Copy out every line that contains "frac".

EXCERPTED RECORDS.
━━━

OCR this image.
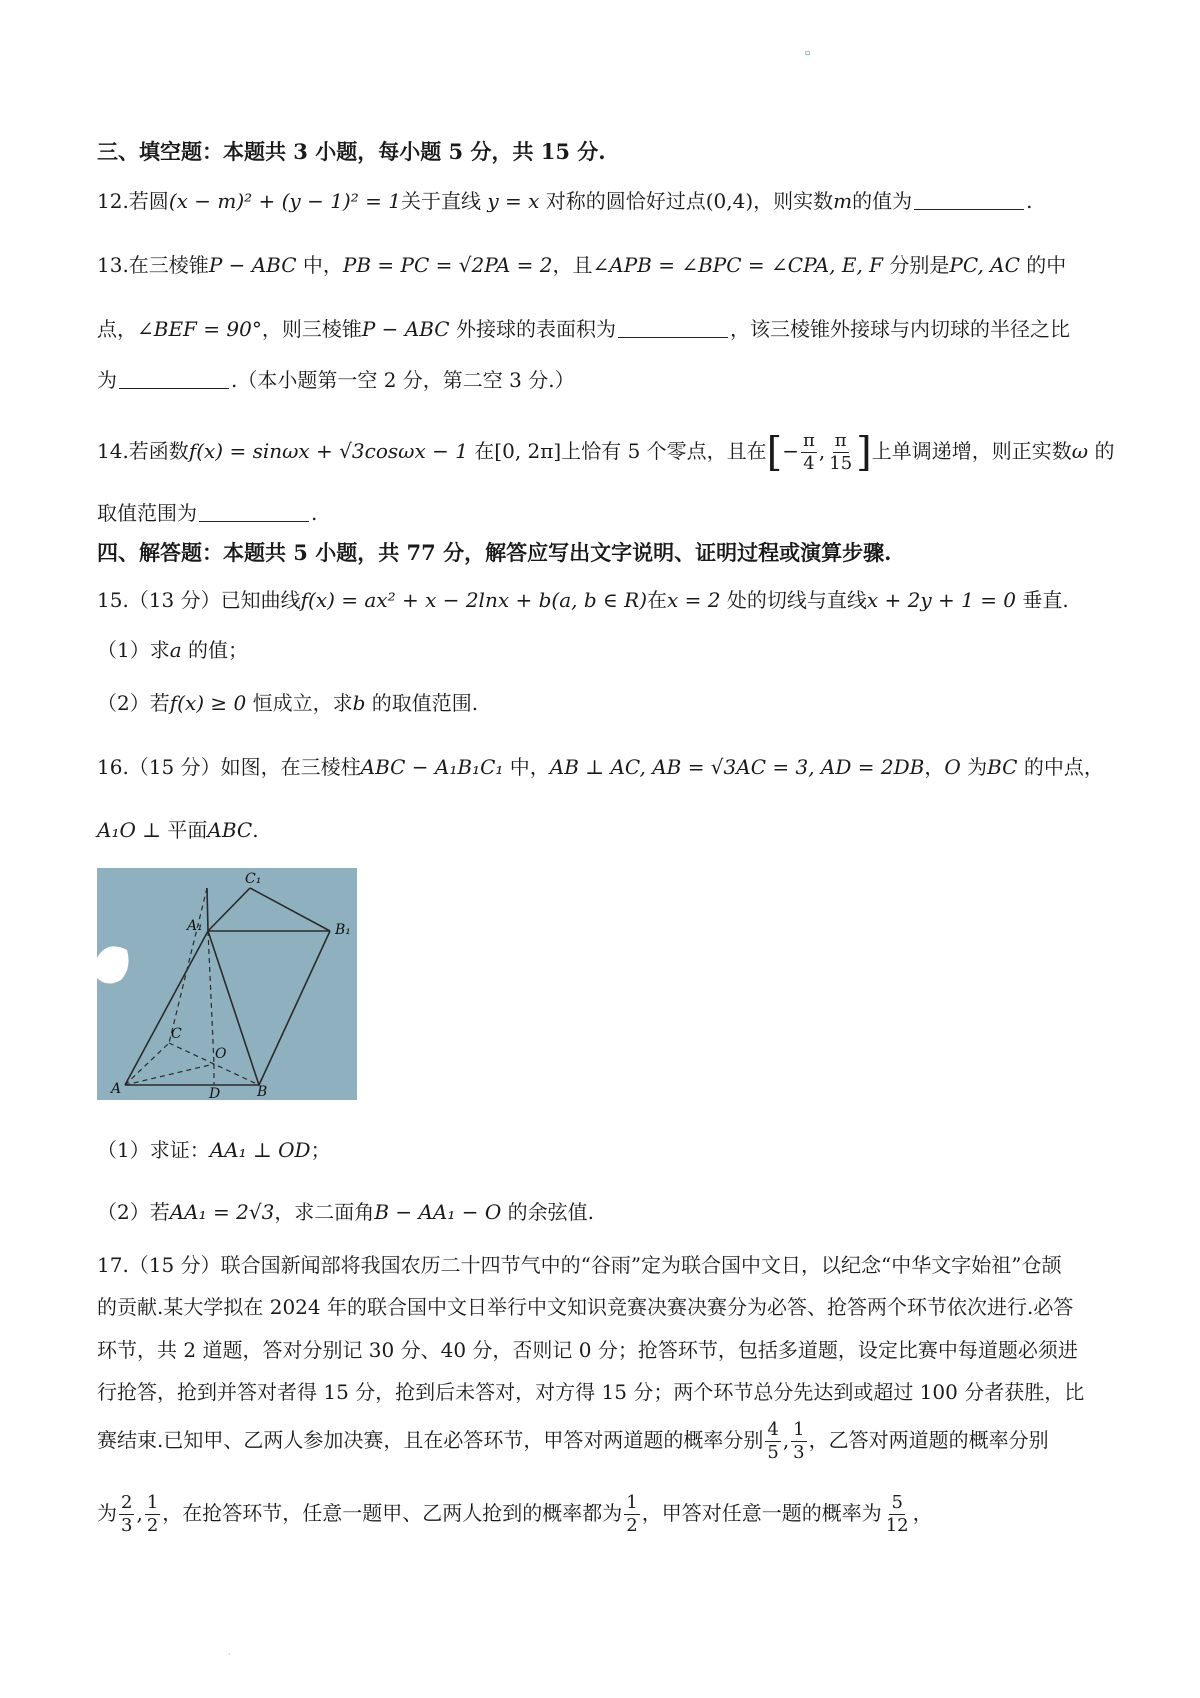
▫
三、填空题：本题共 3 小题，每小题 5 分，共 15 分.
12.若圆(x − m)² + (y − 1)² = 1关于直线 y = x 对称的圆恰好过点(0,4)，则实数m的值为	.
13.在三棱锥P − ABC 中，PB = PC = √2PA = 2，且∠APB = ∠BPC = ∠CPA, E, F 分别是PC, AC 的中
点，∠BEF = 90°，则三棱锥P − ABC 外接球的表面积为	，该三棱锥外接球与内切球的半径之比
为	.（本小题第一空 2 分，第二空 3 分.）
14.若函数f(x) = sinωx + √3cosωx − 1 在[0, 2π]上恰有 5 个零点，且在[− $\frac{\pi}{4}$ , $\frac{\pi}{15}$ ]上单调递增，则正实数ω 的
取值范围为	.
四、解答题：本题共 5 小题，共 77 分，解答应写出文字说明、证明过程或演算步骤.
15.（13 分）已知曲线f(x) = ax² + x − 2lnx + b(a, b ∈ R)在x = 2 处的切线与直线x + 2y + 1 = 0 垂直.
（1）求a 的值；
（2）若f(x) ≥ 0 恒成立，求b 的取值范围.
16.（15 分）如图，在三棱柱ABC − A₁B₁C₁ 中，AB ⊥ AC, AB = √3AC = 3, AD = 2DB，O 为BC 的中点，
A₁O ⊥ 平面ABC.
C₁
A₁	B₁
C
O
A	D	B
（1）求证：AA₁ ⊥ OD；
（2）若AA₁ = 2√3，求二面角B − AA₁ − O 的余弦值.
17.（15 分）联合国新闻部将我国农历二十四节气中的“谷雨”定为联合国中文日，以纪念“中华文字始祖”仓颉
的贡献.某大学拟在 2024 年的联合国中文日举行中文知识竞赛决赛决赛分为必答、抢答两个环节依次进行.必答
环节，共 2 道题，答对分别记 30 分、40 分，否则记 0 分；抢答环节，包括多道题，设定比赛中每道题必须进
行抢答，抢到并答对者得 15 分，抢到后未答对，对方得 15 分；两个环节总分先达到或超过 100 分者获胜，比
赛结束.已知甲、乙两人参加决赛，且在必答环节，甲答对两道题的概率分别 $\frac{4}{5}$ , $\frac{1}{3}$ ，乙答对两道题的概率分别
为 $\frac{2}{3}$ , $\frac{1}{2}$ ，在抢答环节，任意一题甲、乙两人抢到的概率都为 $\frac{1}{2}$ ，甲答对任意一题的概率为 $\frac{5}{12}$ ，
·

━━━

THE RESPONSE.
14.若函数f(x) = sinωx + √3cosωx − 1 在[0, 2π]上恰有 5 个零点，且在[− $\frac{\pi}{4}$ , $\frac{\pi}{15}$ ]上单调递增，则正实数ω 的
赛结束.已知甲、乙两人参加决赛，且在必答环节，甲答对两道题的概率分别 $\frac{4}{5}$ , $\frac{1}{3}$ ，乙答对两道题的概率分别
为 $\frac{2}{3}$ , $\frac{1}{2}$ ，在抢答环节，任意一题甲、乙两人抢到的概率都为 $\frac{1}{2}$ ，甲答对任意一题的概率为 $\frac{5}{12}$ ，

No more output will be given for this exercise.